What you need to do: Find every line containing the word "advice" in the records below; report only how many there are.

Exercise data:
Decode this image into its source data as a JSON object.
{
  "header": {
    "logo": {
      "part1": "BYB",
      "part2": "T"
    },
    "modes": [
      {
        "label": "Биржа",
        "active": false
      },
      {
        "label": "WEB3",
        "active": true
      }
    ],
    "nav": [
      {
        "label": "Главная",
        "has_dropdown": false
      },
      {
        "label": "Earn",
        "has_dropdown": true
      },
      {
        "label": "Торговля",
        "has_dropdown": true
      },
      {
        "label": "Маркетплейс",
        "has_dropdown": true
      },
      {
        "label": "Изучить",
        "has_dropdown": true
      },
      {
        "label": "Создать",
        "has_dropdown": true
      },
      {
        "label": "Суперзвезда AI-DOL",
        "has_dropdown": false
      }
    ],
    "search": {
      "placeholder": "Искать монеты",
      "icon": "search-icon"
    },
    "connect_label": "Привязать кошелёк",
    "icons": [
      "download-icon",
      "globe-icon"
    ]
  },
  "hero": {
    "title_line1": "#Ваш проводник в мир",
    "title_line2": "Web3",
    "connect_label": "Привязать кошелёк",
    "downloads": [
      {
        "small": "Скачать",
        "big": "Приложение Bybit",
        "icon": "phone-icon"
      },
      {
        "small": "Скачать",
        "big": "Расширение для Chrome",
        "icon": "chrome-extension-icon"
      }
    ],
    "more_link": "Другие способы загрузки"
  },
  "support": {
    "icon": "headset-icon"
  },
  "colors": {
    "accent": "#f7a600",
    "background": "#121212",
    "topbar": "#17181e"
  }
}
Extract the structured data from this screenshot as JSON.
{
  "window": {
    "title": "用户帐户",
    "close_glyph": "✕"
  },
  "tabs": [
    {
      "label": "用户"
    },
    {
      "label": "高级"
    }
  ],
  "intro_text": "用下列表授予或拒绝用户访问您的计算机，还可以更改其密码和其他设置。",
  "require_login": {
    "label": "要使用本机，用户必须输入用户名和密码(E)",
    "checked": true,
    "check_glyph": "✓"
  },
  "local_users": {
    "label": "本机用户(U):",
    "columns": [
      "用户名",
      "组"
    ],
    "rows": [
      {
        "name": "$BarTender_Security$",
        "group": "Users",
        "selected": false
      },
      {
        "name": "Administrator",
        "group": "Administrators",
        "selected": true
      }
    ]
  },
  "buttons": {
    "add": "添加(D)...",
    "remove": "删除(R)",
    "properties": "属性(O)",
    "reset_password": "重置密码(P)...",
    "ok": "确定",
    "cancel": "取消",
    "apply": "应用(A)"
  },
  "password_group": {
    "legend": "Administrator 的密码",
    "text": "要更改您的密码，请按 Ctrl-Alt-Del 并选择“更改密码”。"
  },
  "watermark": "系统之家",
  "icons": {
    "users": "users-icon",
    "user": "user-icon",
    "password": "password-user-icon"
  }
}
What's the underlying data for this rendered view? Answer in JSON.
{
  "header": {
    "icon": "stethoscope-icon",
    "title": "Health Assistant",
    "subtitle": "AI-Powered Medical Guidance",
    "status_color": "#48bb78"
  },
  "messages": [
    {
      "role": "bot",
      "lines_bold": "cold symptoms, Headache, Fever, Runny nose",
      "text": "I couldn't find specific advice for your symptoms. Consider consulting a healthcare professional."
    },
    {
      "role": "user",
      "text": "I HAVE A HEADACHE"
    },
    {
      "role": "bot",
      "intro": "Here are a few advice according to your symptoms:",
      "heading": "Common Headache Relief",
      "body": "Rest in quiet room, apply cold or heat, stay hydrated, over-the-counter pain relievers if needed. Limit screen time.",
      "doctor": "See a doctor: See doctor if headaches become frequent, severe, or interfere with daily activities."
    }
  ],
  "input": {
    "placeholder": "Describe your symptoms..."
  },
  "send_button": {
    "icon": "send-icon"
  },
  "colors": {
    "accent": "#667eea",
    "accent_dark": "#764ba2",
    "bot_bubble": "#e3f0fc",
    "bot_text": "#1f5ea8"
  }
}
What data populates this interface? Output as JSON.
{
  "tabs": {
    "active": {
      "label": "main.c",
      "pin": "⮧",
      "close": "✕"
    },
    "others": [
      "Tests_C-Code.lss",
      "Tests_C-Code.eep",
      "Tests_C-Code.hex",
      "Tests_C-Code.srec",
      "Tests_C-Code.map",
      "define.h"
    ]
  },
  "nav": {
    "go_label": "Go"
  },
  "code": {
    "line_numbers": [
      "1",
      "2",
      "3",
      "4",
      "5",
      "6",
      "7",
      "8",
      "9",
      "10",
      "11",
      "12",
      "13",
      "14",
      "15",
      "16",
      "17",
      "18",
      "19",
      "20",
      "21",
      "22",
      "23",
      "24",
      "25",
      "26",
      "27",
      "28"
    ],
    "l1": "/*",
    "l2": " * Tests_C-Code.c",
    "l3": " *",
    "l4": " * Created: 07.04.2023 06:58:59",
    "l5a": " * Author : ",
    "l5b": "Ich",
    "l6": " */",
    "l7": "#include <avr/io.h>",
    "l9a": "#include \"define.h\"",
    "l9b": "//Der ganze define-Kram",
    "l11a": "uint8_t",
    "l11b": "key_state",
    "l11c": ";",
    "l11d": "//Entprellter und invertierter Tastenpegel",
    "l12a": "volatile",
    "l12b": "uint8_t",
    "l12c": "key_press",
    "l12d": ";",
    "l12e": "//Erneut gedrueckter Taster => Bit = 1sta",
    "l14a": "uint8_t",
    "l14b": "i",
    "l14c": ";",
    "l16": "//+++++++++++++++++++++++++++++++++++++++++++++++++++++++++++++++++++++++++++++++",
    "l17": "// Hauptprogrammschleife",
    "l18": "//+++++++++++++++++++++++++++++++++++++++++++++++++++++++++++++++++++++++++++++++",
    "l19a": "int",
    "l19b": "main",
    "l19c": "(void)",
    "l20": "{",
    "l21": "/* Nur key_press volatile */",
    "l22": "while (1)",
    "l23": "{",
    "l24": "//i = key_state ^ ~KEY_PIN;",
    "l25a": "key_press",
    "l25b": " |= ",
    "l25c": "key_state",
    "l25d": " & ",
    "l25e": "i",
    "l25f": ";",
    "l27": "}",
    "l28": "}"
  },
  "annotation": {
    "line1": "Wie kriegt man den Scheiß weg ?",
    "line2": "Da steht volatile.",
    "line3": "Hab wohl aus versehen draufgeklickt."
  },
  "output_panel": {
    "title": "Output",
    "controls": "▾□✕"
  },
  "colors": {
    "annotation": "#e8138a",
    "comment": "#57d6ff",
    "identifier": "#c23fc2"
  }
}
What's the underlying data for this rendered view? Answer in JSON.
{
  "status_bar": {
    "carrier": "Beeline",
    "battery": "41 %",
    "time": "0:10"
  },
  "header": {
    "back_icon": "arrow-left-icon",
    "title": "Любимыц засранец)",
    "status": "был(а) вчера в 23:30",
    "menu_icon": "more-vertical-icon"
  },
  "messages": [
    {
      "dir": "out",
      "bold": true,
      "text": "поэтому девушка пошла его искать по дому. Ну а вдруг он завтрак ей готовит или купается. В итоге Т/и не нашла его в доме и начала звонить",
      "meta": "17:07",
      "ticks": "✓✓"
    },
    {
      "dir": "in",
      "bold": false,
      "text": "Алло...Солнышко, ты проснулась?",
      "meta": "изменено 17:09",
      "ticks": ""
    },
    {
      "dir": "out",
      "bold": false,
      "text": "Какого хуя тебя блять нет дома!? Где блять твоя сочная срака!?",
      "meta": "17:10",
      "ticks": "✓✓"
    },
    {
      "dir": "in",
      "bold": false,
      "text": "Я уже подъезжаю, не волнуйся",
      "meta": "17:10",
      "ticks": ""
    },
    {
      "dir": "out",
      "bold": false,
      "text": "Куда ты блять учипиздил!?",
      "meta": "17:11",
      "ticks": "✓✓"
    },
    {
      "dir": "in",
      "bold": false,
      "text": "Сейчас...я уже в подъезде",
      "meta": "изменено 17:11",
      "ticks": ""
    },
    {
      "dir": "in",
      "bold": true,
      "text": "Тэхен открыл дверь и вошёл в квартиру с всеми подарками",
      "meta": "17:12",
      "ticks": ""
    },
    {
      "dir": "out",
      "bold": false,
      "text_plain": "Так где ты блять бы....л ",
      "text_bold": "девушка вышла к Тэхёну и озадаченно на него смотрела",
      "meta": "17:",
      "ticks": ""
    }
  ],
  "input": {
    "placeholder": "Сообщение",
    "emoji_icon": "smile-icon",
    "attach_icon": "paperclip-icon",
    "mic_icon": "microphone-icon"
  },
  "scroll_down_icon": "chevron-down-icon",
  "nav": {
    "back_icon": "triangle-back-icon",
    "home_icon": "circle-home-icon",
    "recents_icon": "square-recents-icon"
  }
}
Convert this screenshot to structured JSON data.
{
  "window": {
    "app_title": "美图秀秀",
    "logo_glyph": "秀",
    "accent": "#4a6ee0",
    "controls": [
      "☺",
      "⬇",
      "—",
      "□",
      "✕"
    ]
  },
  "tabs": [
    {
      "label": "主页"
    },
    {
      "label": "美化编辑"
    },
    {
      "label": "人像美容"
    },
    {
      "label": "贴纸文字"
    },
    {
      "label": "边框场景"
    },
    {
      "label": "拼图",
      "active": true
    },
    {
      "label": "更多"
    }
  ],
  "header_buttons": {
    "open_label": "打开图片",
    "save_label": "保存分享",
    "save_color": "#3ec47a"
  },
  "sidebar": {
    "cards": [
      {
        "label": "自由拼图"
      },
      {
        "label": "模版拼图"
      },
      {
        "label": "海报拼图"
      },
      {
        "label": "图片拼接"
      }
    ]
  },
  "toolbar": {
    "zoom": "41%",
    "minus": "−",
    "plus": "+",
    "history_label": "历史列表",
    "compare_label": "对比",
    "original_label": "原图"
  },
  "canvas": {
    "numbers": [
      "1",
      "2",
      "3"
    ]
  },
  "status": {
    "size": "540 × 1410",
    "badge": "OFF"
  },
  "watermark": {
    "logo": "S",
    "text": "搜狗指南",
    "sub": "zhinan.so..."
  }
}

Written answer: 2